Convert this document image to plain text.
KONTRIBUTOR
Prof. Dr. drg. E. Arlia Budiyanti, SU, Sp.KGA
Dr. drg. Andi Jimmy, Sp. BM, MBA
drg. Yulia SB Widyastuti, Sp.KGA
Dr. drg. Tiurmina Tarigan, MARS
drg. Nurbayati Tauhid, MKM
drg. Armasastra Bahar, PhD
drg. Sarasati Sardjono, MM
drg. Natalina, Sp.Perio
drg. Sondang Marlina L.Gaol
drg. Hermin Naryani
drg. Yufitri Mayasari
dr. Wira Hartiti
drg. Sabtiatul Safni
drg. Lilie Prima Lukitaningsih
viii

— Written instruction —
Give an exact copy of all the data shown above.

— Solution to this task —
Convert this document image to plain text.
KONTRIBUTOR
Prof. Dr. drg. E. Arlia Budiyanti, SU, Sp.KGA
Dr. drg. Andi Jimmy, Sp. BM, MBA
drg. Yulia SB Widyastuti, Sp.KGA
Dr. drg. Tiurmina Tarigan, MARS
drg. Nurbayati Tauhid, MKM
drg. Armasastra Bahar, PhD
drg. Sarasati Sardjono, MM
drg. Natalina, Sp.Perio
drg. Sondang Marlina L.Gaol
drg. Hermin Naryani
drg. Yufitri Mayasari
dr. Wira Hartiti
drg. Sabtiatul Safni
drg. Lilie Prima Lukitaningsih
viii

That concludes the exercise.